提供的文本 =>

--------------------

2. 在resource目录下添加日志相关配置文件 log4j.properties

1
2
3
4
5
6
7
8
log4j.rootLogger=INFO, stdout
log4j.appender.stdout=org.apache.log4j.ConsoleAppender
log4j.appender.stdout.layout=org.apache.log4j.PatternLayout
log4j.appender.stdout.layout.ConversionPattern=%d %p [%c] - %m%n
log4j.appender.logfile=org.apache.log4j.FileAppender
log4j.appender.logfile.File=target/spring.log
log4j.appender.logfile.layout=org.apache.log4j.PatternLayout
log4j.appender.logfile.layout.ConversionPattern=%d %p [%c] - %m%n

五、 实现WordCount

1. 统计数据如下

1
2
3
4
5
hello hadoop
hello hdfs
hello scala
mapreduce
word count

2. 期望输出数据:

1
2
3
4
5
6
7
count	1
hadoop 1
hdfs 1
hello 3
mapreduce 1
scala 1
word 1

3. 编写Mapper方法

1
2
3
4
5
6
7
8
9
10
11
12
13
14
public class WordCountMapper extends Mapper<LongWritable, Text, Text, IntWritable> {
private Text k = new Text();
private IntWritable v = new IntWritable(1);

@Override
protected void map(LongWritable key, Text value, Context context) throws IOException, InterruptedException {
String line = value.toString();
String[] lineArr = line.split(" ");
for (String s : lineArr) {
k.set(s);
context.write(k, v);
}
}
}

4. 编写Reducer方法

1
2
3
4
5
6
7
8
9
10
public class WordCountReducer extends Reducer<Text, IntWritable, Text, IntWritable> {
@Override
protected void reduce(Text key, Iterable<IntWritable> values, Context context) throws IOException, InterruptedException {
int sum = 0;
for (IntWritable value : values) {
sum += value.get();
}
context.write(key, new IntWritable(sum));
}
}

5. 编写Driver方法

1
2
3
4
5
6
7
8
9
10
11
12
13
14
15
16
17
18
19
20
21
22
23
24
25
public class WordCountDriver {
public static void main(String[] args) throws IOException, ClassNotFoundException, InterruptedException {
args = new String[]{"/input_path", "/output/path"};
Configuration conf = new Configuration();
// 获取Job对象
Job job = Job.getInstance(conf);
// 设置jar存储位置
job.setJarByClass(WordCountDriver.class);
// 关联map和reduce
job.setMapperClass(WordCountMapper.class);
job.setReducerClass(WordCountReducer.class);
// 设置mapper阶段输出数据
job.setMapOutputKeyClass(Text.class);
job.setMapOutputValueClass(IntWritable.class);
// 设置最终数据输出类型
job.setOutputKeyClass(Text.class);
job.setOutputValueClass(IntWritable.class);
// 设置程序输入路径和输出路径
FileInputFormat.setInputPaths(job, new Path(args[0]));
FileOutputFormat.setOutputPath(job, new Path(args[1]));
// 提交job
boolean result = job.waitForCompletion(true);
System.exit(result ? 0 : 1);
}
}

6. 执行Driver方法

可在输出路径下看到结果与预期一致


六、 自定义序列化对象

1. 什么是序列化

序列化就是把内存中的对象,转换成字节序列(或其他数据传输协议)以便于存储到磁盘(持久化)和网络传输。

--------------------

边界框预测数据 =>
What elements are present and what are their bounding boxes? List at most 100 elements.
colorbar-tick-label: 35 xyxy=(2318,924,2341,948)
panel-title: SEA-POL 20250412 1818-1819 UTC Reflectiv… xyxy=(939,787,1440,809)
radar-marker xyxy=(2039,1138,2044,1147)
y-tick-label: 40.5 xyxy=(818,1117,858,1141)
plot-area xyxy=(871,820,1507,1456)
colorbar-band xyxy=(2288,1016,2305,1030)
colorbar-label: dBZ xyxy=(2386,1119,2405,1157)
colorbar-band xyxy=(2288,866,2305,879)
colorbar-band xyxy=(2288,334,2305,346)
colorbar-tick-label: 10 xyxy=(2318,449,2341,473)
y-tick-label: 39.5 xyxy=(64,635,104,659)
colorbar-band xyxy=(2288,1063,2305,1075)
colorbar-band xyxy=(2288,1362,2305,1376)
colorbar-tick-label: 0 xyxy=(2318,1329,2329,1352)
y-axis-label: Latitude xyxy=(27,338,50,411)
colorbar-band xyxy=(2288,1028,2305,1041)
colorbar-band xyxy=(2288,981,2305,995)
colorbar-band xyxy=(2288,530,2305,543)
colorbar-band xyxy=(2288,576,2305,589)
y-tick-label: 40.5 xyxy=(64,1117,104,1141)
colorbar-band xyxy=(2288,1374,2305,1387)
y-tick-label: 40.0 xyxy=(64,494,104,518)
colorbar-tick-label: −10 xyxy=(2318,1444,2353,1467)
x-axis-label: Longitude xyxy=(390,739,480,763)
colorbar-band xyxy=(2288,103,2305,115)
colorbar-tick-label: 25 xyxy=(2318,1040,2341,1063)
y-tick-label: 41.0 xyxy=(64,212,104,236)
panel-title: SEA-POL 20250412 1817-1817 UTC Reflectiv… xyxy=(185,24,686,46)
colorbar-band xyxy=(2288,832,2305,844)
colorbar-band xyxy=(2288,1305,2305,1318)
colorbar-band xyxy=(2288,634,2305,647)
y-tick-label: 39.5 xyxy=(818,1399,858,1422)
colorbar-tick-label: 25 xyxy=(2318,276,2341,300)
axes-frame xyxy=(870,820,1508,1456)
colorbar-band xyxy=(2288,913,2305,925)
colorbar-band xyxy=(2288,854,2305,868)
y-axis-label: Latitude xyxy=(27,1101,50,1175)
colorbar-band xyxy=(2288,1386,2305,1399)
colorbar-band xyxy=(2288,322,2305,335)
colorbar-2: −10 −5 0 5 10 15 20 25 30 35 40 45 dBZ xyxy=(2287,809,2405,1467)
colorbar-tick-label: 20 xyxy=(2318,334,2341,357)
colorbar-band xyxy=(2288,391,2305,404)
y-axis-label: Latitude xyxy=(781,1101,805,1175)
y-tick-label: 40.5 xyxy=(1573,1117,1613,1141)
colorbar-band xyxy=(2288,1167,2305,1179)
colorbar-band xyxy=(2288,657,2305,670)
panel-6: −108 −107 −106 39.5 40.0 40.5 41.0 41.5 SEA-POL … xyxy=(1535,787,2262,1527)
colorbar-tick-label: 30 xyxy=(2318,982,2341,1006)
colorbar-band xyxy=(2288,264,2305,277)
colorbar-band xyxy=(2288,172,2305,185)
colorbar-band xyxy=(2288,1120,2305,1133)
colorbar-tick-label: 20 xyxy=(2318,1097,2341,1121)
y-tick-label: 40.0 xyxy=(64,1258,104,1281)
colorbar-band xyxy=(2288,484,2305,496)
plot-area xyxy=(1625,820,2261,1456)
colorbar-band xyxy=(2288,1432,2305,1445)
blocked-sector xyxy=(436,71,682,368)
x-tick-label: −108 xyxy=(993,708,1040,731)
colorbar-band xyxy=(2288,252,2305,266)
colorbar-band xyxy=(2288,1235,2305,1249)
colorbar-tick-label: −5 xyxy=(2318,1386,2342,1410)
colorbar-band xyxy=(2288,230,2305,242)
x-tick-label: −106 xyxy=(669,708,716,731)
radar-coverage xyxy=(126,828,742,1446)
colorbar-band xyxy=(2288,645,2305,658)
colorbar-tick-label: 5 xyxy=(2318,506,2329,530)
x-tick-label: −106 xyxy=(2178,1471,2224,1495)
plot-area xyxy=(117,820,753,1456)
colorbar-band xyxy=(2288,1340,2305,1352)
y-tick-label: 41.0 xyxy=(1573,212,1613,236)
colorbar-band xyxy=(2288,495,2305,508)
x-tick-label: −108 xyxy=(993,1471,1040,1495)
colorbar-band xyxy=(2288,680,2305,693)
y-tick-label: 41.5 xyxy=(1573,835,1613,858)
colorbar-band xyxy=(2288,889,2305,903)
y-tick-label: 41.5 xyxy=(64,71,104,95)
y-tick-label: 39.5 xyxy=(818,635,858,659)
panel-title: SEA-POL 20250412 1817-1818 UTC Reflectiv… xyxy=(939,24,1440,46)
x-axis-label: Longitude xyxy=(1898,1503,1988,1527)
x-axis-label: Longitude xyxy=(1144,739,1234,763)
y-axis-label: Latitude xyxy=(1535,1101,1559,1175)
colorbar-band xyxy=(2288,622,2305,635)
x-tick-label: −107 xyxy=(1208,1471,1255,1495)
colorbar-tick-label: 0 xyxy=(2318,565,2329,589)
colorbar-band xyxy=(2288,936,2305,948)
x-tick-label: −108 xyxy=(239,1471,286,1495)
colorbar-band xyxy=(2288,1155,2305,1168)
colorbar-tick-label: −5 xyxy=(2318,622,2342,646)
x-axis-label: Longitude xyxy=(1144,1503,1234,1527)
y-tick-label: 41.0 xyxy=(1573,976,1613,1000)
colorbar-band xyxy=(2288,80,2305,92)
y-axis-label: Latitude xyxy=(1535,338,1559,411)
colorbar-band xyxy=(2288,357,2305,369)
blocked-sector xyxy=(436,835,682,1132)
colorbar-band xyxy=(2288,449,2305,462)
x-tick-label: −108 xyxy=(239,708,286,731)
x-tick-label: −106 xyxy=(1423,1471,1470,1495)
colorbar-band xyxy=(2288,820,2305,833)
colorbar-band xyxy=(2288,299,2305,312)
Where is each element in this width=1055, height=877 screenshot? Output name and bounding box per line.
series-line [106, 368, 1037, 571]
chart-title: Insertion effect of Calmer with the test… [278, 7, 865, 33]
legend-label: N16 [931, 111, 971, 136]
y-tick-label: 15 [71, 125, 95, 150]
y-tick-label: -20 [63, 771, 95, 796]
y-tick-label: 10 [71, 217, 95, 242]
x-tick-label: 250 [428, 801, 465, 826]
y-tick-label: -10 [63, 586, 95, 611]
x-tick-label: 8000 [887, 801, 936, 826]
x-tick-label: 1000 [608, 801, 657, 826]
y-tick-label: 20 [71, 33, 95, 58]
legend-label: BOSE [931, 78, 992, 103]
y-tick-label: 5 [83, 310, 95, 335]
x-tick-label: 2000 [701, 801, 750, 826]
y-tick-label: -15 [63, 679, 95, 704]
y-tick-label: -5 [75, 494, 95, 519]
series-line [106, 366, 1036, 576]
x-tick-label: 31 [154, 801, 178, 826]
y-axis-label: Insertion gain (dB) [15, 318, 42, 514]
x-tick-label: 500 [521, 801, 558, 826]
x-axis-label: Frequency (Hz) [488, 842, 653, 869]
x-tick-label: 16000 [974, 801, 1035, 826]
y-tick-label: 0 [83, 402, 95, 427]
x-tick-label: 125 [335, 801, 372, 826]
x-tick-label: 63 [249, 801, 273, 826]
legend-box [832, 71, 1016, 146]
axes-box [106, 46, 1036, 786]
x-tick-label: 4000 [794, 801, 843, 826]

--------------------

你的任务 =>
提供的文本中,log4j.properties 把日志文件设置到哪个路径?

任务回答 =>
target/spring.log